▶ _Short exercise_: Only lines with the string "this" matter here; gather them from the material below.

— start of Provided records —

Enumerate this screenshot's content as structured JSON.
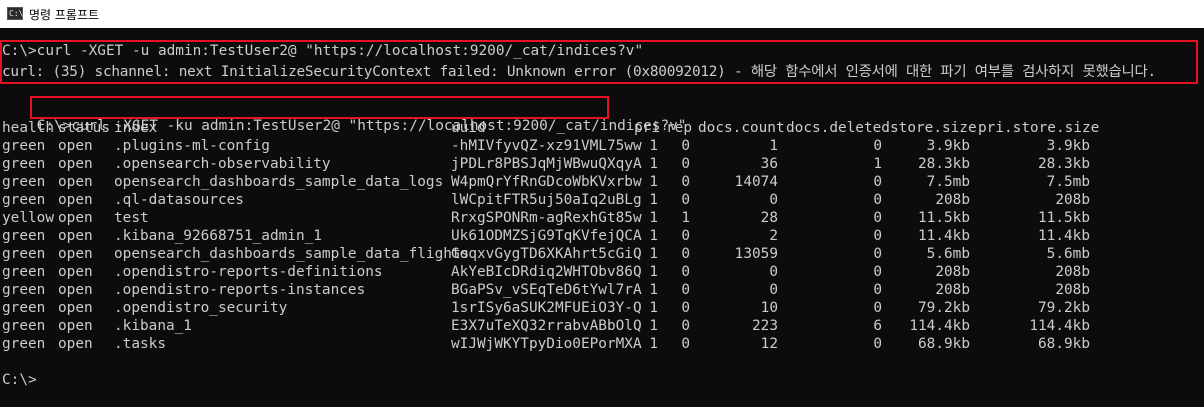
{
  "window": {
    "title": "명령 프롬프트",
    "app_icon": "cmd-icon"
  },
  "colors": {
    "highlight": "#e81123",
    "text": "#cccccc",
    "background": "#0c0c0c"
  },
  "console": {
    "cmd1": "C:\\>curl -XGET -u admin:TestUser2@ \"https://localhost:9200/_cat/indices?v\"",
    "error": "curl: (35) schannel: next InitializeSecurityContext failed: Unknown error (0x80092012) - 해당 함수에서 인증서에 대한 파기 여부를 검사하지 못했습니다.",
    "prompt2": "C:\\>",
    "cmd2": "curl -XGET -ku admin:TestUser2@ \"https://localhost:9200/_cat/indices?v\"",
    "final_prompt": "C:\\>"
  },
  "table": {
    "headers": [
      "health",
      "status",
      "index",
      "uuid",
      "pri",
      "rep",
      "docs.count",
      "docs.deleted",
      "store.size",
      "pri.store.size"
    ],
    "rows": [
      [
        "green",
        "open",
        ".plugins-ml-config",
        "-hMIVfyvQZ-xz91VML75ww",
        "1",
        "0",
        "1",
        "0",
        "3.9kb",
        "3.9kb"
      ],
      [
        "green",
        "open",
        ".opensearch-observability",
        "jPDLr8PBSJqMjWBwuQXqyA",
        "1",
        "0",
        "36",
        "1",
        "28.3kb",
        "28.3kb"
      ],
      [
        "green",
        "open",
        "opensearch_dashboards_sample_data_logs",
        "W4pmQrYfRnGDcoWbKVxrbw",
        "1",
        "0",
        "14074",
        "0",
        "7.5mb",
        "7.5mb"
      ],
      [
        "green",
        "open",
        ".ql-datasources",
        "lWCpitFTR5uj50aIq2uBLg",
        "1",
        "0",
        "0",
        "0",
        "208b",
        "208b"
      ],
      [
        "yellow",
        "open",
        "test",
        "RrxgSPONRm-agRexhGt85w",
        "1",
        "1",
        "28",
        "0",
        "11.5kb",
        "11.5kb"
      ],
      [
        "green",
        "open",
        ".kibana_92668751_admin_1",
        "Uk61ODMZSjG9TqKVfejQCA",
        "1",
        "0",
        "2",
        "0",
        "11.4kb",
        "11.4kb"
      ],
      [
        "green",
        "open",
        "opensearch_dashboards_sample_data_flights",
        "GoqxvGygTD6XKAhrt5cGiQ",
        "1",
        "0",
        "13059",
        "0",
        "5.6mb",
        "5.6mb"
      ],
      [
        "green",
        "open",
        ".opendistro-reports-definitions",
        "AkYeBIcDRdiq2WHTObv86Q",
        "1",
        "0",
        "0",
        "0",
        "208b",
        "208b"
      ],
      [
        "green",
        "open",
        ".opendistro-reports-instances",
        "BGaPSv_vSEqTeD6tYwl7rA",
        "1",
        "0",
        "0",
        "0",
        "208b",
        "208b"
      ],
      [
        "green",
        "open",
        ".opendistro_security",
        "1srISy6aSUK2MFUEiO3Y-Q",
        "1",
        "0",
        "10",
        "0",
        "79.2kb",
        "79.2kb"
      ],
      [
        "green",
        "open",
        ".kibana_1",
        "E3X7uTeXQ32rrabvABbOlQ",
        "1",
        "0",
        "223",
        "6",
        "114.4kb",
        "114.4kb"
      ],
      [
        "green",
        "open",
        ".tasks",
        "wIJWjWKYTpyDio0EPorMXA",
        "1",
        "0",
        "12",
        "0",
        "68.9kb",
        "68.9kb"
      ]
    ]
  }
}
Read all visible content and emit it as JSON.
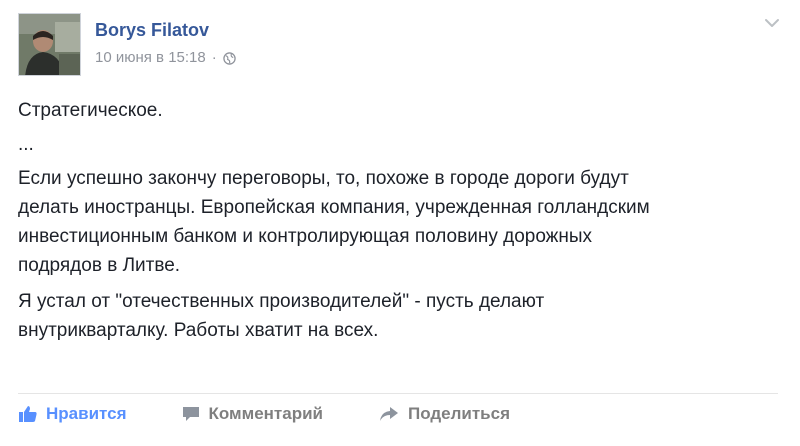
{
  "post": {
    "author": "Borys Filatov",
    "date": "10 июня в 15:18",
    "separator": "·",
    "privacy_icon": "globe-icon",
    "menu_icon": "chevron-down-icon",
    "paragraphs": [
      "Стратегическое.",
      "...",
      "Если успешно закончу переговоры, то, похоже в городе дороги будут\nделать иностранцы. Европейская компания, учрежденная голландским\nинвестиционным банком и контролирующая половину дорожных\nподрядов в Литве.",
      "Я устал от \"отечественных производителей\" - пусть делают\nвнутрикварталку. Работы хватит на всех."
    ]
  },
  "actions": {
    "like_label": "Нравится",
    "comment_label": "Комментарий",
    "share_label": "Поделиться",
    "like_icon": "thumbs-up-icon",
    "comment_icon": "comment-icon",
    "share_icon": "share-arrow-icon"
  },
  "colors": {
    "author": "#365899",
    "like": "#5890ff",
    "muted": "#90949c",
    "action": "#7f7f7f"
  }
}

— end of Provided records —
— start of Provided records —

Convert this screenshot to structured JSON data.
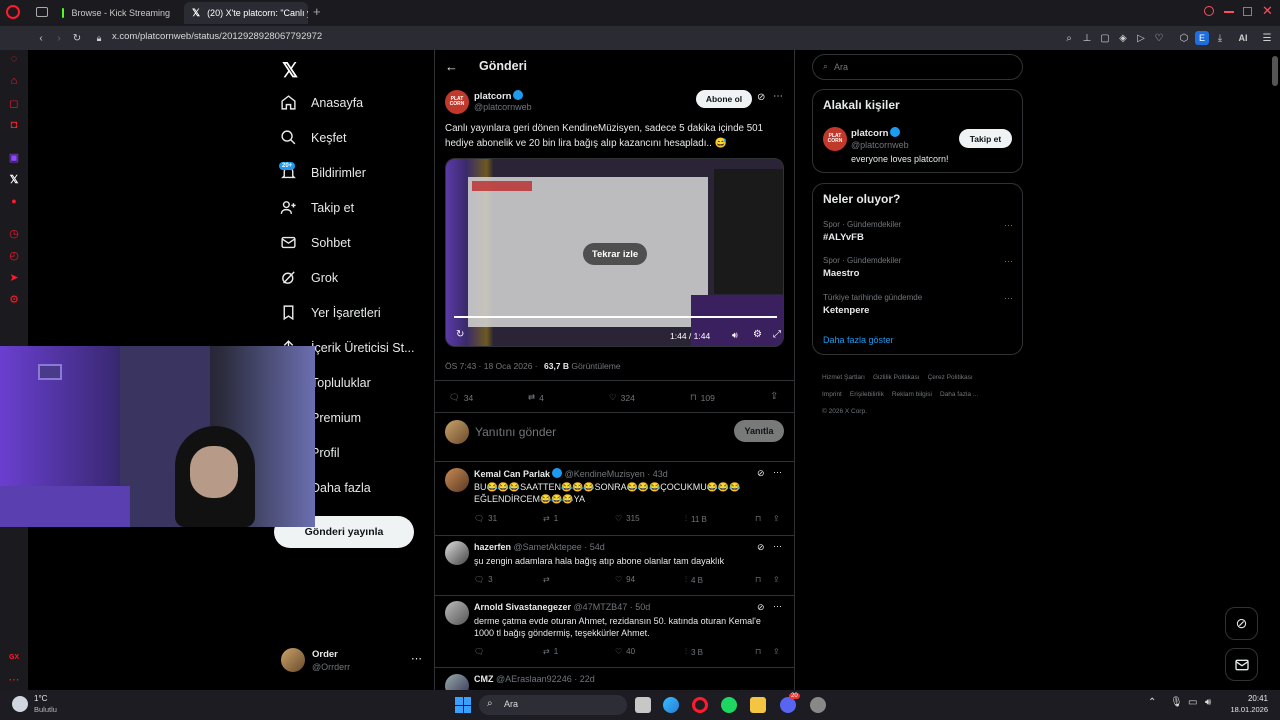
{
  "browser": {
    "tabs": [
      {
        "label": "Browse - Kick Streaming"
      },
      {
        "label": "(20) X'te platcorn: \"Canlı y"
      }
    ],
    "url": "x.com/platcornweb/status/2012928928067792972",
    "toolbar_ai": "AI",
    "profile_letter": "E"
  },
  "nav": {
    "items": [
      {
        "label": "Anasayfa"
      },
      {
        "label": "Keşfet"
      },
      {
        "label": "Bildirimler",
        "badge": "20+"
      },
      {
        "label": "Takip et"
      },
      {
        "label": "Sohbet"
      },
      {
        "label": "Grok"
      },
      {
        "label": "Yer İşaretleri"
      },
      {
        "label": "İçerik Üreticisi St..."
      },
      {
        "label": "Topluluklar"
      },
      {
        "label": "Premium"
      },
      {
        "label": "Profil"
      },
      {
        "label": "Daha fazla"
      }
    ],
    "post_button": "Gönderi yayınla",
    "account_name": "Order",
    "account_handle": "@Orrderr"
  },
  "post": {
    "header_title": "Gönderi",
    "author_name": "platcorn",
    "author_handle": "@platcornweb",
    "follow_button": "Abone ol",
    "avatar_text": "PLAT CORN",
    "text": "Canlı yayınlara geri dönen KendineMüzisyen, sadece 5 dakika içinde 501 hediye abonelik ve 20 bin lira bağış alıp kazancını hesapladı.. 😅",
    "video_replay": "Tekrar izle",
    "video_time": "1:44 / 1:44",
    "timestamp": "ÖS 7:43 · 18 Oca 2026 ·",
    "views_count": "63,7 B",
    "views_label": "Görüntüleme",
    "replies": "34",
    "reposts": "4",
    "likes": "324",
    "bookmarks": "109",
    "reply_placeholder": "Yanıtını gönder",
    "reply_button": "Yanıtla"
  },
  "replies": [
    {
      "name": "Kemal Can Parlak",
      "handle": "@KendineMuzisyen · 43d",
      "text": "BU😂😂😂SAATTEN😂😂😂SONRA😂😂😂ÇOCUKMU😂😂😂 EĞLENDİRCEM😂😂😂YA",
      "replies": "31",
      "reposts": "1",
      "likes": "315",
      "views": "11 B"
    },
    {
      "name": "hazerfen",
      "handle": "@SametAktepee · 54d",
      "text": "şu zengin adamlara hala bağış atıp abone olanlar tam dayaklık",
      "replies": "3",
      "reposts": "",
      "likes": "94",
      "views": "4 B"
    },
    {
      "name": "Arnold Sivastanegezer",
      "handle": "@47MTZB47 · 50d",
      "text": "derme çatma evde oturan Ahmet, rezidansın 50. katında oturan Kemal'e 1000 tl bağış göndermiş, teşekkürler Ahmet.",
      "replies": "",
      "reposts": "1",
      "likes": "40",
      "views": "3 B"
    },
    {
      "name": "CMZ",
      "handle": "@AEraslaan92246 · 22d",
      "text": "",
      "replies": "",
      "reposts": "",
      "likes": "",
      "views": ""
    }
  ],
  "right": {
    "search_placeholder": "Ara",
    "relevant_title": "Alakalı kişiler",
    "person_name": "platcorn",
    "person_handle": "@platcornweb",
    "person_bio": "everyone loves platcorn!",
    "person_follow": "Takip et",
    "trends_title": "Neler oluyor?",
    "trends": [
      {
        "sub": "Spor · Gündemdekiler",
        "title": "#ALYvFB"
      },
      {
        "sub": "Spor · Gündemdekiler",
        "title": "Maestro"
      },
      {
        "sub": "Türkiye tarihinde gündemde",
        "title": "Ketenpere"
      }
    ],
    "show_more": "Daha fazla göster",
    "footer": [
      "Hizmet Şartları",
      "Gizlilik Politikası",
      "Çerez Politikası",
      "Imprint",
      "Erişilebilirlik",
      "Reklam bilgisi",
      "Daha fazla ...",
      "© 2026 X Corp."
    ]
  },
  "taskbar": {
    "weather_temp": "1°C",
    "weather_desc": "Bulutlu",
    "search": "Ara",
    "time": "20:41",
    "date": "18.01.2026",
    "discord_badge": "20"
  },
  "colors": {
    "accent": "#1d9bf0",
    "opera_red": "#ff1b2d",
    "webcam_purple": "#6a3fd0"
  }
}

— end of Provided records —

▶ _Exercise result_:
Enumerate this screenshot's content as structured JSON.
Convert this screenshot to structured JSON data.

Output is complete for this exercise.